● WHAT TO PRODUCE: Retype the lines of the entries below, starting at the line that contains "- sample-point: [161, 176, 168, 183]" and stopping after the line that contains "- sample-point: [1311, 340, 1318, 347]", with both of those lines included.

● THE RECORDS:
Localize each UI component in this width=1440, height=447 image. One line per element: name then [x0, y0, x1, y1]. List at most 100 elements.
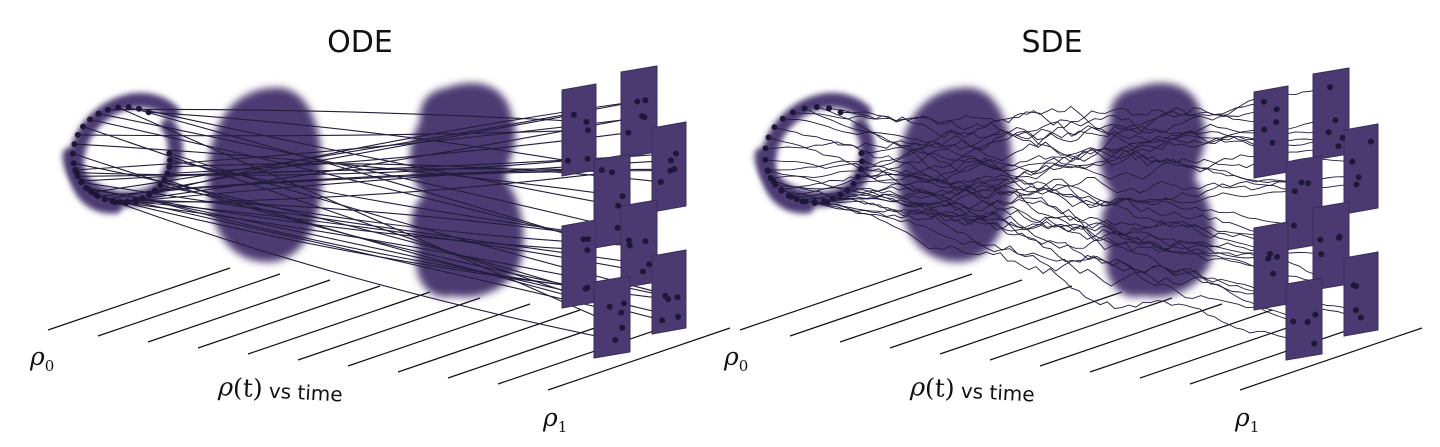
- sample-point: [161, 176, 168, 183]
- sample-point: [152, 187, 159, 194]
- sample-point: [1353, 181, 1360, 188]
- sample-point: [788, 193, 795, 200]
- sample-point: [837, 109, 844, 116]
- sample-point: [93, 191, 99, 198]
- sample-point: [1311, 340, 1318, 347]
- trajectory-line: [73, 162, 625, 304]
- trajectory-line: [117, 106, 623, 329]
- sample-point: [70, 150, 76, 157]
- trajectory-line: [814, 202, 1315, 345]
- axis-line: [939, 291, 1123, 355]
- trajectory-line: [74, 143, 623, 197]
- rho-t-vs-time-label: ρ(t) vs time: [909, 372, 1036, 408]
- sample-point: [639, 268, 646, 275]
- sample-point: [850, 180, 857, 187]
- sample-point: [793, 196, 800, 203]
- sample-point: [73, 169, 80, 176]
- sample-point: [762, 156, 769, 163]
- rho1-label: ρ1: [1234, 403, 1259, 436]
- rho-t-vs-time-label: ρ(t) vs time: [217, 372, 344, 408]
- trajectory-line: [148, 111, 569, 162]
- sample-point: [1291, 188, 1298, 195]
- axis-line: [347, 303, 531, 367]
- checker-square: [1285, 277, 1323, 361]
- sample-point: [675, 313, 682, 320]
- sample-point: [122, 200, 129, 206]
- trajectory-line: [107, 108, 587, 123]
- sample-point: [1267, 250, 1274, 257]
- sample-point: [606, 303, 613, 310]
- sample-point: [790, 109, 796, 116]
- sample-point: [585, 236, 591, 243]
- sample-point: [671, 166, 678, 173]
- sample-point: [1325, 129, 1332, 136]
- sample-point: [166, 163, 173, 170]
- sample-point: [614, 224, 621, 231]
- sample-point: [584, 127, 591, 134]
- sample-point: [626, 242, 633, 249]
- sample-point: [858, 150, 865, 157]
- axis-line: [989, 297, 1173, 361]
- trajectory-line: [861, 125, 1329, 154]
- sample-point: [115, 104, 122, 111]
- sample-point: [1357, 314, 1364, 321]
- sample-point: [779, 115, 786, 122]
- sample-point: [164, 170, 171, 177]
- sample-point: [1336, 234, 1342, 241]
- sample-point: [139, 195, 146, 201]
- sample-point: [770, 178, 777, 185]
- sample-point: [854, 173, 861, 180]
- sample-point: [765, 134, 772, 141]
- sample-point: [837, 192, 844, 198]
- sample-point: [1260, 98, 1267, 105]
- rho0-label: ρ0: [29, 342, 54, 375]
- trajectory-line: [72, 153, 586, 290]
- sample-point: [859, 158, 865, 165]
- checker-square: [1253, 85, 1289, 179]
- trajectory-line: [135, 201, 622, 314]
- sample-point: [84, 185, 91, 192]
- axis-line: [739, 267, 923, 331]
- trajectory-line: [773, 180, 1308, 323]
- sample-point: [673, 150, 679, 157]
- sample-point: [609, 169, 615, 176]
- sample-point: [1273, 106, 1280, 113]
- sample-point: [639, 113, 646, 120]
- trajectory-line: [791, 185, 1295, 207]
- trajectory-line: [805, 200, 1321, 241]
- sample-point: [646, 261, 653, 268]
- sample-point: [95, 110, 102, 117]
- sample-point: [1304, 319, 1311, 325]
- trajectory-line: [774, 126, 1274, 275]
- axis-line: [1189, 321, 1373, 385]
- sample-point: [1265, 255, 1272, 262]
- sample-point: [778, 186, 785, 193]
- sample-point: [659, 317, 666, 324]
- checker-square: [1343, 251, 1379, 337]
- sample-point: [657, 179, 664, 185]
- trajectory-line: [76, 158, 588, 176]
- sample-point: [104, 106, 111, 113]
- trajectory-line: [105, 114, 574, 200]
- sample-point: [1317, 236, 1324, 243]
- sample-point: [642, 97, 649, 104]
- sample-point: [135, 105, 142, 112]
- sample-point: [167, 157, 173, 164]
- sample-point: [799, 198, 806, 205]
- checker-square: [1343, 123, 1379, 215]
- trajectory-line: [89, 118, 589, 240]
- axis-line: [297, 297, 481, 361]
- trajectory-line: [128, 106, 584, 240]
- time-axis-lines: [47, 267, 731, 391]
- sample-point: [584, 247, 591, 254]
- sample-point: [146, 191, 153, 198]
- sample-points: [762, 84, 1374, 347]
- sample-point: [584, 284, 591, 291]
- trajectory-line: [125, 202, 588, 289]
- sample-point: [665, 296, 672, 303]
- axis-line: [1039, 303, 1223, 367]
- axis-line: [397, 309, 581, 373]
- trajectory-line: [138, 108, 619, 207]
- axis-line: [497, 321, 681, 385]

● TASK SOLUTION:
- sample-point: [161, 176, 168, 183]
- sample-point: [152, 187, 159, 194]
- sample-point: [1353, 181, 1360, 188]
- sample-point: [788, 193, 795, 200]
- sample-point: [837, 109, 844, 116]
- sample-point: [93, 191, 99, 198]
- sample-point: [1311, 340, 1318, 347]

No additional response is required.